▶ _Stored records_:

[Begin]

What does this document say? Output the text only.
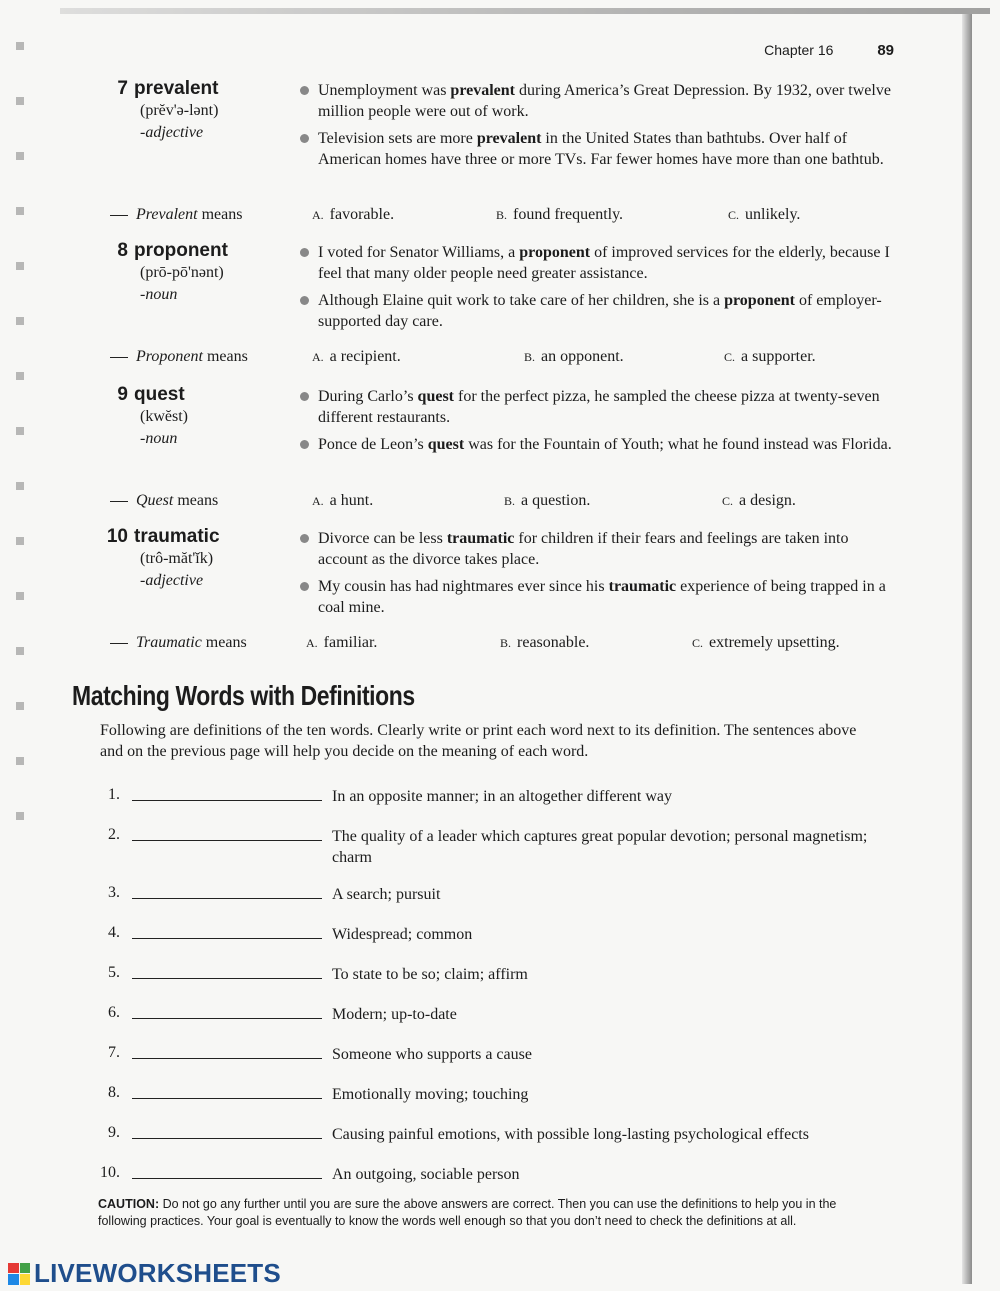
Chapter 16	89
7 prevalent
(prĕv'ə-lənt)
-adjective
Unemployment was prevalent during America’s Great Depression. By 1932, over twelve million people were out of work.
Television sets are more prevalent in the United States than bathtubs. Over half of American homes have three or more TVs. Far fewer homes have more than one bathtub.
Prevalent means	A. favorable.	B. found frequently.	C. unlikely.
8 proponent
(prō-pō'nənt)
-noun
I voted for Senator Williams, a proponent of improved services for the elderly, because I feel that many older people need greater assistance.
Although Elaine quit work to take care of her children, she is a proponent of employer-supported day care.
Proponent means	A. a recipient.	B. an opponent.	C. a supporter.
9 quest
(kwĕst)
-noun
During Carlo’s quest for the perfect pizza, he sampled the cheese pizza at twenty-seven different restaurants.
Ponce de Leon’s quest was for the Fountain of Youth; what he found instead was Florida.
Quest means	A. a hunt.	B. a question.	C. a design.
10 traumatic
(trô-măt'ĭk)
-adjective
Divorce can be less traumatic for children if their fears and feelings are taken into account as the divorce takes place.
My cousin has had nightmares ever since his traumatic experience of being trapped in a coal mine.
Traumatic means	A. familiar.	B. reasonable.	C. extremely upsetting.
Matching Words with Definitions
Following are definitions of the ten words. Clearly write or print each word next to its definition. The sentences above and on the previous page will help you decide on the meaning of each word.
1.	In an opposite manner; in an altogether different way
2.	The quality of a leader which captures great popular devotion; personal magnetism; charm
3.	A search; pursuit
4.	Widespread; common
5.	To state to be so; claim; affirm
6.	Modern; up-to-date
7.	Someone who supports a cause
8.	Emotionally moving; touching
9.	Causing painful emotions, with possible long-lasting psychological effects
10.	An outgoing, sociable person
CAUTION: Do not go any further until you are sure the above answers are correct. Then you can use the definitions to help you in the following practices. Your goal is eventually to know the words well enough so that you don’t need to check the definitions at all.
LIVEWORKSHEETS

[End]

▶ _Exercise objective_:
Gather each line holding the string "children".

▶ _Output for this task_:
Although Elaine quit work to take care of her children, she is a proponent of employer-supported day care.
Divorce can be less traumatic for children if their fears and feelings are taken into account as the divorce takes place.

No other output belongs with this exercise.